Figure data in JSON
▬▬▬▬▬▬▬▬▬▬

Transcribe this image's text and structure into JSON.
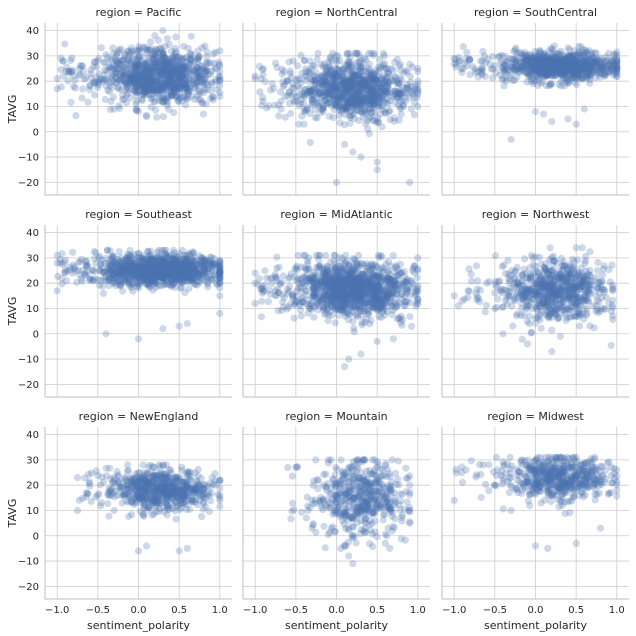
{
  "chart_data": {
    "type": "scatter",
    "layout": "facet-grid 3x3",
    "xlabel": "sentiment_polarity",
    "ylabel": "TAVG",
    "xlim": [
      -1.15,
      1.15
    ],
    "ylim": [
      -25,
      43
    ],
    "xticks": [
      -1.0,
      -0.5,
      0.0,
      0.5,
      1.0
    ],
    "yticks": [
      -20,
      -10,
      0,
      10,
      20,
      30,
      40
    ],
    "grid": true,
    "point_color": "#4c72b0",
    "panels": [
      {
        "title": "region = Pacific",
        "row": 0,
        "col": 0,
        "summary": {
          "x_range": [
            -1.0,
            1.0
          ],
          "y_range": [
            4,
            40
          ],
          "density_center": [
            0.25,
            22
          ],
          "density_spread": [
            0.33,
            5.5
          ],
          "n_points": 950
        },
        "points": [
          [
            -1.0,
            17
          ],
          [
            -1.0,
            21
          ],
          [
            -0.85,
            24
          ],
          [
            -0.8,
            22
          ],
          [
            -0.7,
            26
          ],
          [
            -0.6,
            18
          ],
          [
            -0.5,
            28
          ],
          [
            0.0,
            8
          ],
          [
            0.1,
            6
          ],
          [
            0.2,
            38
          ],
          [
            0.3,
            40
          ],
          [
            0.8,
            7
          ],
          [
            1.0,
            14
          ],
          [
            1.0,
            20
          ],
          [
            1.0,
            26
          ],
          [
            1.0,
            32
          ]
        ]
      },
      {
        "title": "region = NorthCentral",
        "row": 0,
        "col": 1,
        "summary": {
          "x_range": [
            -1.0,
            1.0
          ],
          "y_range": [
            -20,
            31
          ],
          "density_center": [
            0.2,
            17
          ],
          "density_spread": [
            0.33,
            6
          ],
          "n_points": 950
        },
        "points": [
          [
            -1.0,
            21
          ],
          [
            -1.0,
            22
          ],
          [
            -0.6,
            20
          ],
          [
            -0.4,
            3
          ],
          [
            0.0,
            -20
          ],
          [
            0.1,
            -5
          ],
          [
            0.2,
            -8
          ],
          [
            0.3,
            -10
          ],
          [
            0.5,
            -12
          ],
          [
            0.5,
            -15
          ],
          [
            0.9,
            -20
          ],
          [
            1.0,
            10
          ],
          [
            1.0,
            15
          ],
          [
            1.0,
            20
          ],
          [
            1.0,
            25
          ]
        ]
      },
      {
        "title": "region = SouthCentral",
        "row": 0,
        "col": 2,
        "summary": {
          "x_range": [
            -1.0,
            1.0
          ],
          "y_range": [
            -4,
            34
          ],
          "density_center": [
            0.3,
            26
          ],
          "density_spread": [
            0.33,
            3
          ],
          "n_points": 900
        },
        "points": [
          [
            -1.0,
            27
          ],
          [
            -1.0,
            29
          ],
          [
            -0.5,
            26
          ],
          [
            -0.3,
            -3
          ],
          [
            0.0,
            8
          ],
          [
            0.1,
            7
          ],
          [
            0.2,
            4
          ],
          [
            0.4,
            5
          ],
          [
            0.5,
            3
          ],
          [
            0.6,
            9
          ],
          [
            1.0,
            22
          ],
          [
            1.0,
            25
          ],
          [
            1.0,
            28
          ]
        ]
      },
      {
        "title": "region = Southeast",
        "row": 1,
        "col": 0,
        "summary": {
          "x_range": [
            -1.0,
            1.0
          ],
          "y_range": [
            -2,
            33
          ],
          "density_center": [
            0.25,
            25
          ],
          "density_spread": [
            0.35,
            3
          ],
          "n_points": 1200
        },
        "points": [
          [
            -1.0,
            17
          ],
          [
            -1.0,
            28
          ],
          [
            -1.0,
            31
          ],
          [
            -0.4,
            0
          ],
          [
            0.0,
            -2
          ],
          [
            0.3,
            2
          ],
          [
            0.5,
            3
          ],
          [
            0.6,
            4
          ],
          [
            1.0,
            8
          ],
          [
            1.0,
            15
          ],
          [
            1.0,
            20
          ],
          [
            1.0,
            25
          ],
          [
            1.0,
            29
          ]
        ]
      },
      {
        "title": "region = MidAtlantic",
        "row": 1,
        "col": 1,
        "summary": {
          "x_range": [
            -1.0,
            1.0
          ],
          "y_range": [
            -14,
            31
          ],
          "density_center": [
            0.2,
            18
          ],
          "density_spread": [
            0.33,
            5.5
          ],
          "n_points": 1200
        },
        "points": [
          [
            -1.0,
            12
          ],
          [
            -1.0,
            20
          ],
          [
            -1.0,
            24
          ],
          [
            -0.6,
            16
          ],
          [
            0.1,
            -13
          ],
          [
            0.15,
            -10
          ],
          [
            0.3,
            -8
          ],
          [
            0.5,
            -3
          ],
          [
            0.7,
            -2
          ],
          [
            1.0,
            12
          ],
          [
            1.0,
            18
          ],
          [
            1.0,
            25
          ],
          [
            1.0,
            30
          ]
        ]
      },
      {
        "title": "region = Northwest",
        "row": 1,
        "col": 2,
        "summary": {
          "x_range": [
            -1.0,
            0.95
          ],
          "y_range": [
            -7,
            34
          ],
          "density_center": [
            0.25,
            17
          ],
          "density_spread": [
            0.3,
            6
          ],
          "n_points": 700
        },
        "points": [
          [
            -1.0,
            15
          ],
          [
            -0.9,
            13
          ],
          [
            -0.6,
            20
          ],
          [
            -0.5,
            10
          ],
          [
            -0.4,
            0
          ],
          [
            -0.1,
            -4
          ],
          [
            0.2,
            -7
          ],
          [
            0.5,
            34
          ],
          [
            0.9,
            12
          ],
          [
            0.95,
            18
          ]
        ]
      },
      {
        "title": "region = NewEngland",
        "row": 2,
        "col": 0,
        "summary": {
          "x_range": [
            -0.75,
            1.0
          ],
          "y_range": [
            -6,
            28
          ],
          "density_center": [
            0.25,
            18
          ],
          "density_spread": [
            0.3,
            4
          ],
          "n_points": 650
        },
        "points": [
          [
            -0.75,
            23
          ],
          [
            -0.75,
            10
          ],
          [
            -0.5,
            16
          ],
          [
            -0.3,
            10
          ],
          [
            0.0,
            -6
          ],
          [
            0.1,
            -4
          ],
          [
            0.5,
            -6
          ],
          [
            0.6,
            -5
          ],
          [
            1.0,
            14
          ],
          [
            1.0,
            22
          ]
        ]
      },
      {
        "title": "region = Mountain",
        "row": 2,
        "col": 1,
        "summary": {
          "x_range": [
            -0.6,
            0.9
          ],
          "y_range": [
            -11,
            30
          ],
          "density_center": [
            0.3,
            15
          ],
          "density_spread": [
            0.28,
            7.5
          ],
          "n_points": 500
        },
        "points": [
          [
            -0.6,
            27
          ],
          [
            -0.5,
            27
          ],
          [
            -0.35,
            10
          ],
          [
            -0.3,
            3
          ],
          [
            0.05,
            -5
          ],
          [
            0.15,
            -8
          ],
          [
            0.2,
            -11
          ],
          [
            0.6,
            -3
          ],
          [
            0.9,
            10
          ],
          [
            0.9,
            20
          ]
        ]
      },
      {
        "title": "region = Midwest",
        "row": 2,
        "col": 2,
        "summary": {
          "x_range": [
            -1.0,
            1.0
          ],
          "y_range": [
            -5,
            31
          ],
          "density_center": [
            0.3,
            23
          ],
          "density_spread": [
            0.3,
            4.5
          ],
          "n_points": 550
        },
        "points": [
          [
            -1.0,
            14
          ],
          [
            -0.5,
            20
          ],
          [
            -0.4,
            23
          ],
          [
            -0.3,
            10
          ],
          [
            0.0,
            -4
          ],
          [
            0.15,
            -5
          ],
          [
            0.5,
            -3
          ],
          [
            0.8,
            3
          ],
          [
            1.0,
            18
          ],
          [
            1.0,
            26
          ]
        ]
      }
    ]
  }
}
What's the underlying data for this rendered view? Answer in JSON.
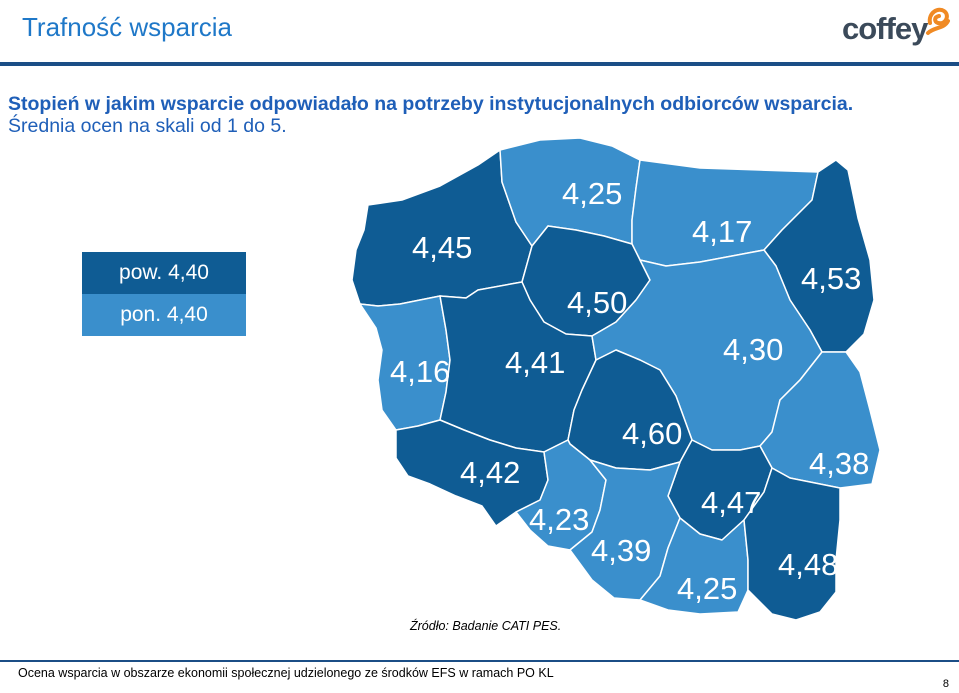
{
  "header": {
    "title": "Trafność wsparcia",
    "logo_text": "coffey"
  },
  "subtitle": {
    "line1": "Stopień w jakim wsparcie odpowiadało na potrzeby instytucjonalnych odbiorców wsparcia.",
    "line2": "Średnia ocen na skali od 1 do 5."
  },
  "legend": {
    "pow": "pow. 4,40",
    "pon": "pon. 4,40"
  },
  "colors": {
    "above": "#0f5c94",
    "below": "#3a8fcc",
    "accent": "#1f78c8",
    "logo_orange": "#f08a24"
  },
  "regions": [
    {
      "id": "zachodniopomorskie",
      "value": "4,45",
      "category": "above"
    },
    {
      "id": "pomorskie",
      "value": "4,25",
      "category": "below"
    },
    {
      "id": "warminsko-mazurskie",
      "value": "4,17",
      "category": "below"
    },
    {
      "id": "podlaskie",
      "value": "4,53",
      "category": "above"
    },
    {
      "id": "kujawsko-pomorskie",
      "value": "4,50",
      "category": "above"
    },
    {
      "id": "lubuskie",
      "value": "4,16",
      "category": "below"
    },
    {
      "id": "wielkopolskie",
      "value": "4,41",
      "category": "above"
    },
    {
      "id": "mazowieckie",
      "value": "4,30",
      "category": "below"
    },
    {
      "id": "lodzkie",
      "value": "4,60",
      "category": "above"
    },
    {
      "id": "dolnoslaskie",
      "value": "4,42",
      "category": "above"
    },
    {
      "id": "lubelskie",
      "value": "4,38",
      "category": "below"
    },
    {
      "id": "swietokrzyskie",
      "value": "4,47",
      "category": "above"
    },
    {
      "id": "opolskie",
      "value": "4,23",
      "category": "below"
    },
    {
      "id": "slaskie",
      "value": "4,39",
      "category": "below"
    },
    {
      "id": "malopolskie",
      "value": "4,25",
      "category": "below"
    },
    {
      "id": "podkarpackie",
      "value": "4,48",
      "category": "above"
    }
  ],
  "source": "Źródło: Badanie CATI PES.",
  "footer": {
    "text": "Ocena wsparcia w obszarze ekonomii społecznej udzielonego ze środków EFS w ramach PO KL",
    "page": "8"
  }
}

▬▬▬▬▬▬▬▬▬▬

EXERCISE AIM: Report the count of lines in the entries that contain the string "this", and nothing besides it.

ANSWER TO THE PROBLEM: 2